======== Material shown ========

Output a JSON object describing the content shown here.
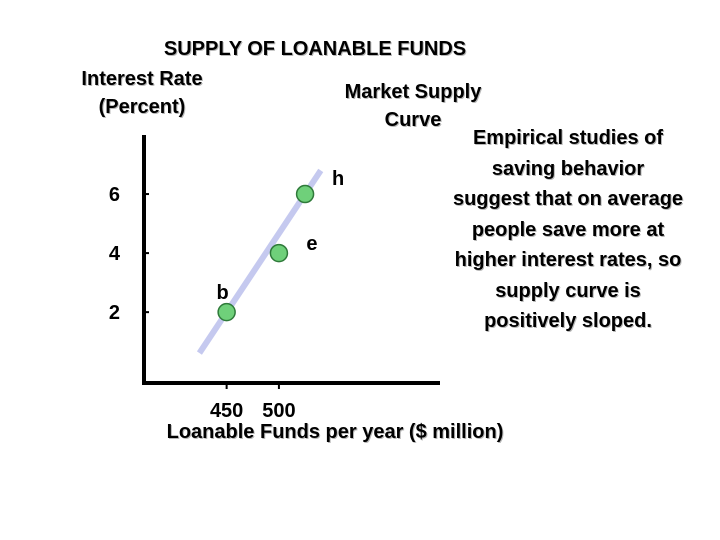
{
  "chart_data": {
    "type": "line",
    "title": "SUPPLY OF LOANABLE  FUNDS",
    "ylabel": "Interest Rate (Percent)",
    "xlabel": "Loanable Funds per year ($ million)",
    "series": [
      {
        "name": "Market Supply Curve",
        "x": [
          450,
          500,
          525
        ],
        "y": [
          2,
          4,
          6
        ],
        "labels": [
          "b",
          "e",
          "h"
        ]
      }
    ],
    "x_ticks": [
      450,
      500
    ],
    "y_ticks": [
      2,
      4,
      6
    ],
    "xlim": [
      371,
      654
    ],
    "ylim": [
      -0.4,
      8
    ],
    "grid": false,
    "annotation": "Empirical studies of saving behavior suggest that on average people save more at higher interest rates, so supply curve is positively sloped."
  },
  "colors": {
    "curve": "#c5c9ef",
    "point": "#6fd07a",
    "point_stroke": "#2f7a3a",
    "axis": "#000000"
  }
}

========

> [What to work on]:
Restate the records above in full, word for word. Keep pictures out.

> [Answer to the problem]:
Output a JSON object describing the content shown here.
{
  "chart_data": {
    "type": "line",
    "title": "SUPPLY OF LOANABLE  FUNDS",
    "ylabel": "Interest Rate (Percent)",
    "xlabel": "Loanable Funds per year ($ million)",
    "series": [
      {
        "name": "Market Supply Curve",
        "x": [
          450,
          500,
          525
        ],
        "y": [
          2,
          4,
          6
        ],
        "labels": [
          "b",
          "e",
          "h"
        ]
      }
    ],
    "x_ticks": [
      450,
      500
    ],
    "y_ticks": [
      2,
      4,
      6
    ],
    "xlim": [
      371,
      654
    ],
    "ylim": [
      -0.4,
      8
    ],
    "grid": false,
    "annotation": "Empirical studies of saving behavior suggest that on average people save more at higher interest rates, so supply curve is positively sloped."
  },
  "colors": {
    "curve": "#c5c9ef",
    "point": "#6fd07a",
    "point_stroke": "#2f7a3a",
    "axis": "#000000"
  }
}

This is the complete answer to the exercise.